— Work to complete —
Transcribe all of the data exactly. Omit the pictures.

-----

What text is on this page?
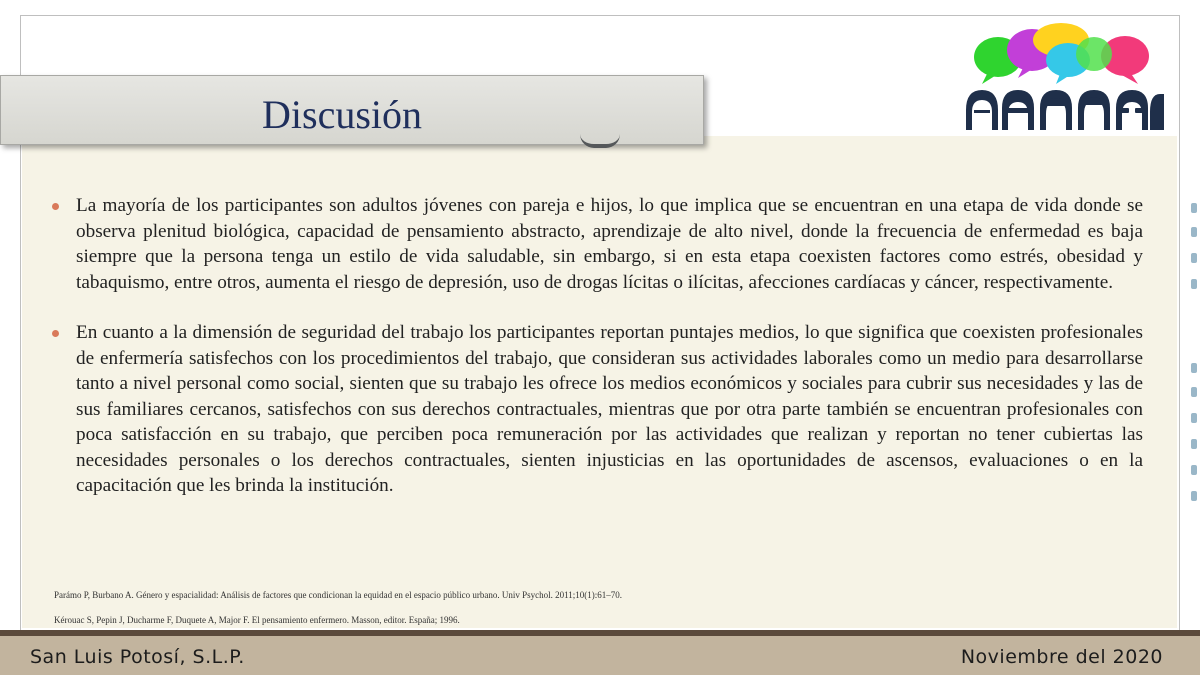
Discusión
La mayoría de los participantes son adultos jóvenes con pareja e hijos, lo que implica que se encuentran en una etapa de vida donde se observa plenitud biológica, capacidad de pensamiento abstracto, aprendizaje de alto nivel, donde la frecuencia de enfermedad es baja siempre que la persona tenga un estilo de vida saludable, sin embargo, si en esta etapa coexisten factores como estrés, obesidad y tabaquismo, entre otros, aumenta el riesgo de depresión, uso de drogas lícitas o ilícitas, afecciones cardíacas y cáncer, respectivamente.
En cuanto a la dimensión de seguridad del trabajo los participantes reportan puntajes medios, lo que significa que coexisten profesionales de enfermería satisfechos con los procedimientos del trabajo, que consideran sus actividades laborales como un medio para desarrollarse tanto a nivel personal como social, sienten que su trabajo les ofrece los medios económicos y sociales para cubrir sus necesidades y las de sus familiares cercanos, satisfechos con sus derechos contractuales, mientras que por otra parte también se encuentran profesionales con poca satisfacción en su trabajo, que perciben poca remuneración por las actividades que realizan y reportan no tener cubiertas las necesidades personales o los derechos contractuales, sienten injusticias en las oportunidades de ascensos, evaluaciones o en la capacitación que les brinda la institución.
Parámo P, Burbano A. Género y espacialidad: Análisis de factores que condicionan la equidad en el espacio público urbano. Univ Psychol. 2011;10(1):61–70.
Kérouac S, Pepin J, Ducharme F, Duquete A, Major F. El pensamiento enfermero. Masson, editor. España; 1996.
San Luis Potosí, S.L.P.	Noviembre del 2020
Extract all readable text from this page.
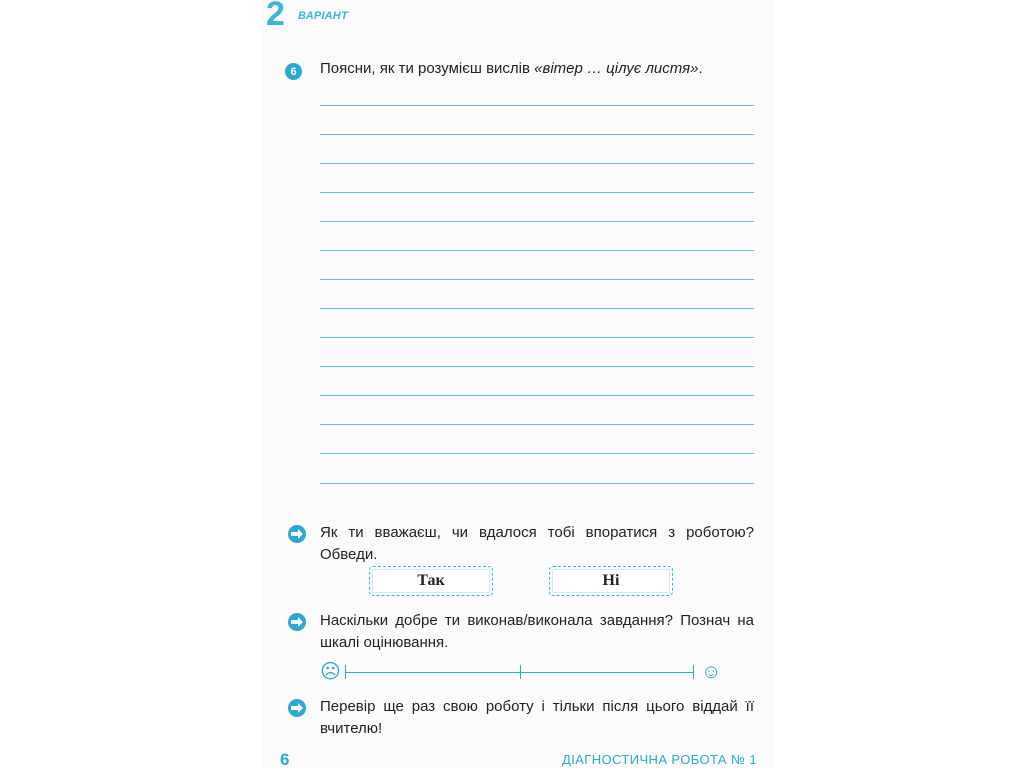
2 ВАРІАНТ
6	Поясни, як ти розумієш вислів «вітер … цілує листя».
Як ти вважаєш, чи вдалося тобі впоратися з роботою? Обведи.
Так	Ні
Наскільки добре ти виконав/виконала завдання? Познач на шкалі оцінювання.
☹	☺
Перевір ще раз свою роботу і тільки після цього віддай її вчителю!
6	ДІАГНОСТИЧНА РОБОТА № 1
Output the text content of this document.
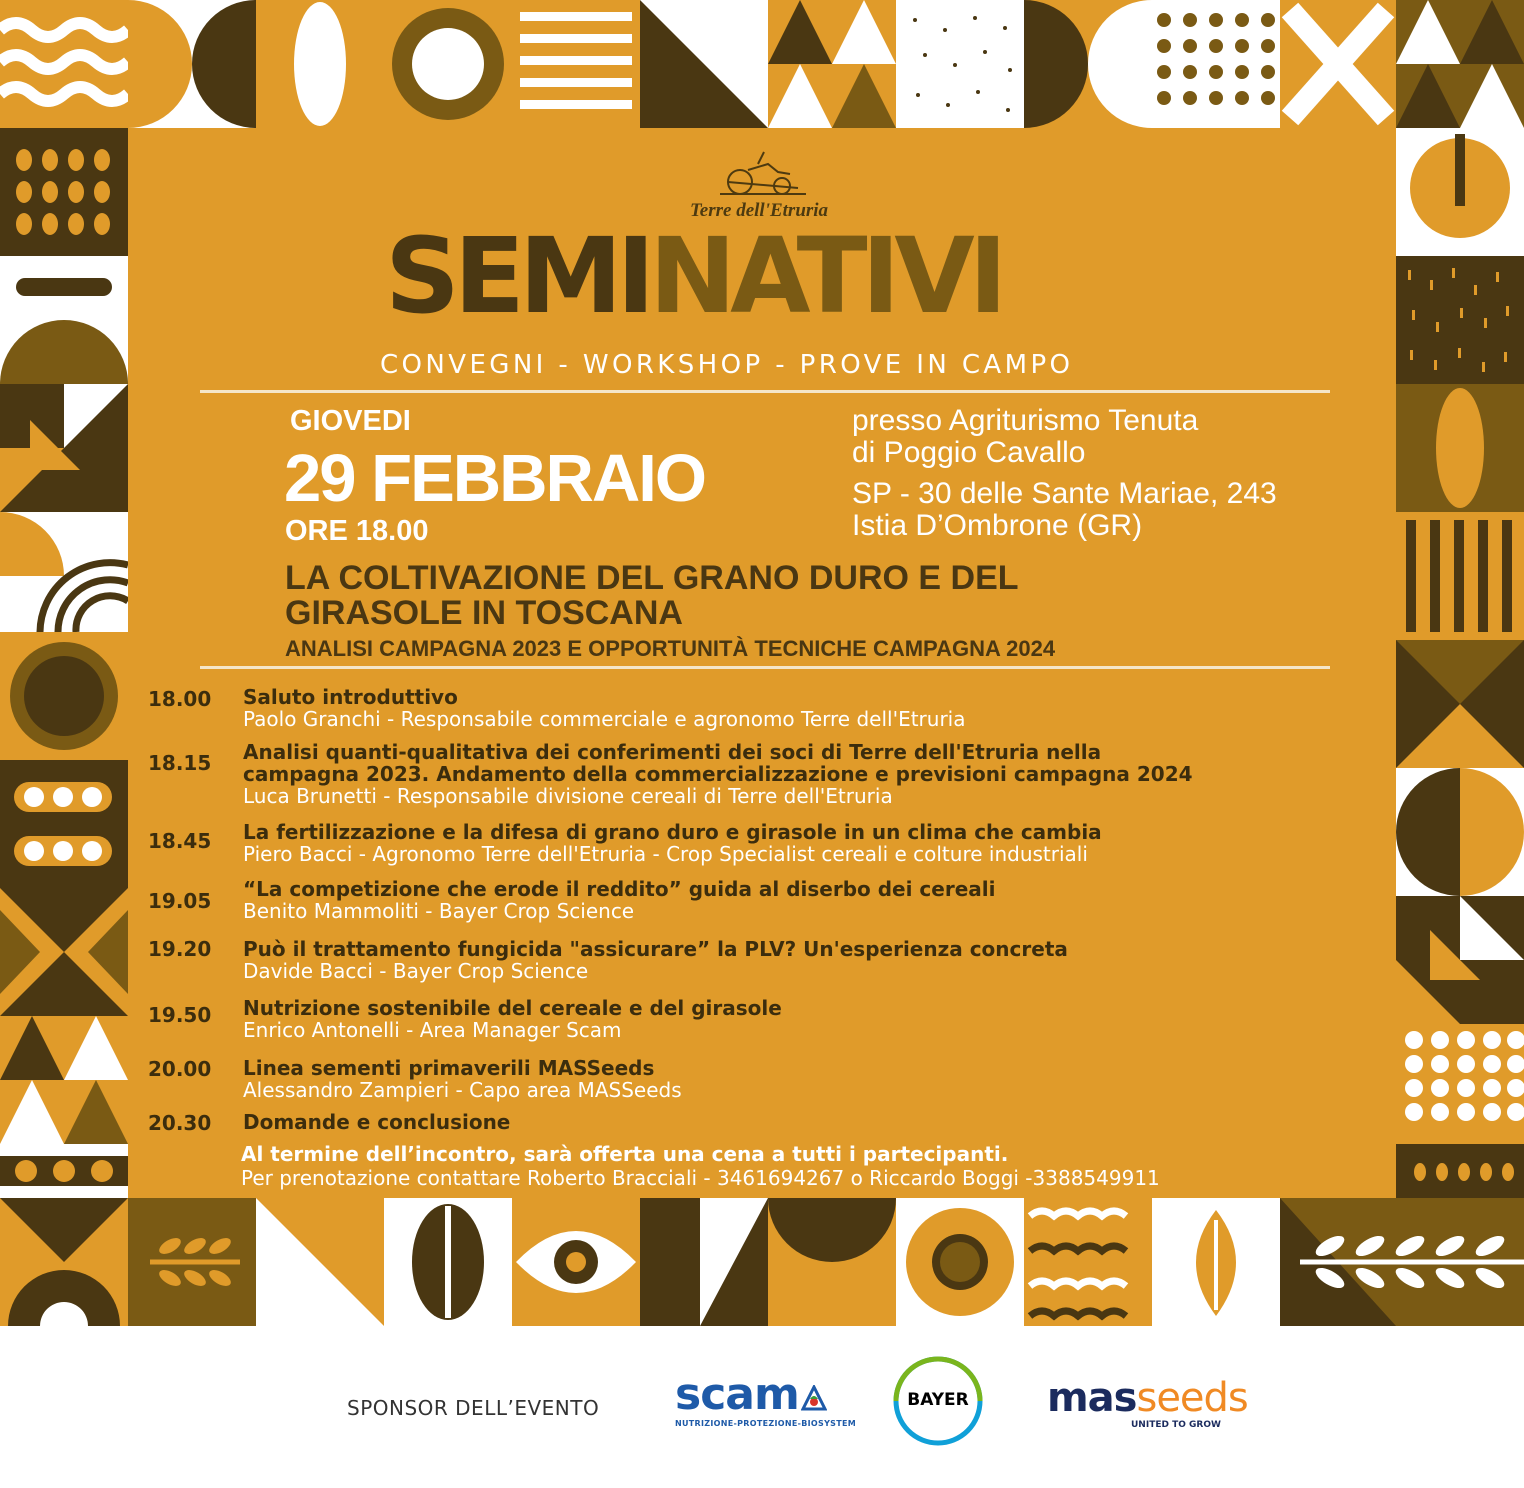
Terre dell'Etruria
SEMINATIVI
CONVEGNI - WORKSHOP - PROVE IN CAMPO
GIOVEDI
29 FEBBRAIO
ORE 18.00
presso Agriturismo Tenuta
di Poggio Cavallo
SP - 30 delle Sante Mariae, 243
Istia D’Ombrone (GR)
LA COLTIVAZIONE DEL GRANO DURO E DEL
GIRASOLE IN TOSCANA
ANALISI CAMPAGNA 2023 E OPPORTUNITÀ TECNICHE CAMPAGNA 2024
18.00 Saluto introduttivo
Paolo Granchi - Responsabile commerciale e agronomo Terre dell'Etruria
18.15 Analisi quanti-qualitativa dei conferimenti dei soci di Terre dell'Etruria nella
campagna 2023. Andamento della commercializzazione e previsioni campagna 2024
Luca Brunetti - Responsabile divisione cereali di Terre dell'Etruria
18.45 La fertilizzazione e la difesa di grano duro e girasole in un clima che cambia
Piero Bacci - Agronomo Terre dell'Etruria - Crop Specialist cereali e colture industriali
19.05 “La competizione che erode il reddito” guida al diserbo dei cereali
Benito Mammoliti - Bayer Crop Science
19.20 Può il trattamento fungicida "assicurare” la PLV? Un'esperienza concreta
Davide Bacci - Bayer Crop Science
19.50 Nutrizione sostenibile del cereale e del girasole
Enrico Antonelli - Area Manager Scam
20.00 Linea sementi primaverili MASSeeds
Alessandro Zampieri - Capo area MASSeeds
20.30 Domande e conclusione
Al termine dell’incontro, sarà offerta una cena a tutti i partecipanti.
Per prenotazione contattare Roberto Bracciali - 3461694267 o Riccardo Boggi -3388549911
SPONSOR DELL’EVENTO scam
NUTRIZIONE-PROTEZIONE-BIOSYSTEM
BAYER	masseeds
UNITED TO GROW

-----

— Solution below —
What text is on this page?
Discusión
La mayoría de los participantes son adultos jóvenes con pareja e hijos, lo que implica que se encuentran en una etapa de vida donde se observa plenitud biológica, capacidad de pensamiento abstracto, aprendizaje de alto nivel, donde la frecuencia de enfermedad es baja siempre que la persona tenga un estilo de vida saludable, sin embargo, si en esta etapa coexisten factores como estrés, obesidad y tabaquismo, entre otros, aumenta el riesgo de depresión, uso de drogas lícitas o ilícitas, afecciones cardíacas y cáncer, respectivamente.
En cuanto a la dimensión de seguridad del trabajo los participantes reportan puntajes medios, lo que significa que coexisten profesionales de enfermería satisfechos con los procedimientos del trabajo, que consideran sus actividades laborales como un medio para desarrollarse tanto a nivel personal como social, sienten que su trabajo les ofrece los medios económicos y sociales para cubrir sus necesidades y las de sus familiares cercanos, satisfechos con sus derechos contractuales, mientras que por otra parte también se encuentran profesionales con poca satisfacción en su trabajo, que perciben poca remuneración por las actividades que realizan y reportan no tener cubiertas las necesidades personales o los derechos contractuales, sienten injusticias en las oportunidades de ascensos, evaluaciones o en la capacitación que les brinda la institución.
Parámo P, Burbano A. Género y espacialidad: Análisis de factores que condicionan la equidad en el espacio público urbano. Univ Psychol. 2011;10(1):61–70.
Kérouac S, Pepin J, Ducharme F, Duquete A, Major F. El pensamiento enfermero. Masson, editor. España; 1996.
San Luis Potosí, S.L.P.	Noviembre del 2020
Extract all readable text from this page.
2 ВАРІАНТ
6	Поясни, як ти розумієш вислів «вітер … цілує листя».
Як ти вважаєш, чи вдалося тобі впоратися з роботою? Обведи.
Так	Ні
Наскільки добре ти виконав/виконала завдання? Познач на шкалі оцінювання.
☹	☺
Перевір ще раз свою роботу і тільки після цього віддай її вчителю!
6	ДІАГНОСТИЧНА РОБОТА № 1
Output the text content of this document.
Terre dell'Etruria
SEMINATIVI
CONVEGNI - WORKSHOP - PROVE IN CAMPO
GIOVEDI
29 FEBBRAIO
ORE 18.00
presso Agriturismo Tenuta
di Poggio Cavallo
SP - 30 delle Sante Mariae, 243
Istia D’Ombrone (GR)
LA COLTIVAZIONE DEL GRANO DURO E DEL
GIRASOLE IN TOSCANA
ANALISI CAMPAGNA 2023 E OPPORTUNITÀ TECNICHE CAMPAGNA 2024
18.00 Saluto introduttivo
Paolo Granchi - Responsabile commerciale e agronomo Terre dell'Etruria
18.15 Analisi quanti-qualitativa dei conferimenti dei soci di Terre dell'Etruria nella
campagna 2023. Andamento della commercializzazione e previsioni campagna 2024
Luca Brunetti - Responsabile divisione cereali di Terre dell'Etruria
18.45 La fertilizzazione e la difesa di grano duro e girasole in un clima che cambia
Piero Bacci - Agronomo Terre dell'Etruria - Crop Specialist cereali e colture industriali
19.05 “La competizione che erode il reddito” guida al diserbo dei cereali
Benito Mammoliti - Bayer Crop Science
19.20 Può il trattamento fungicida "assicurare” la PLV? Un'esperienza concreta
Davide Bacci - Bayer Crop Science
19.50 Nutrizione sostenibile del cereale e del girasole
Enrico Antonelli - Area Manager Scam
20.00 Linea sementi primaverili MASSeeds
Alessandro Zampieri - Capo area MASSeeds
20.30 Domande e conclusione
Al termine dell’incontro, sarà offerta una cena a tutti i partecipanti.
Per prenotazione contattare Roberto Bracciali - 3461694267 o Riccardo Boggi -3388549911
SPONSOR DELL’EVENTO scam
NUTRIZIONE-PROTEZIONE-BIOSYSTEM
BAYER	masseeds
UNITED TO GROW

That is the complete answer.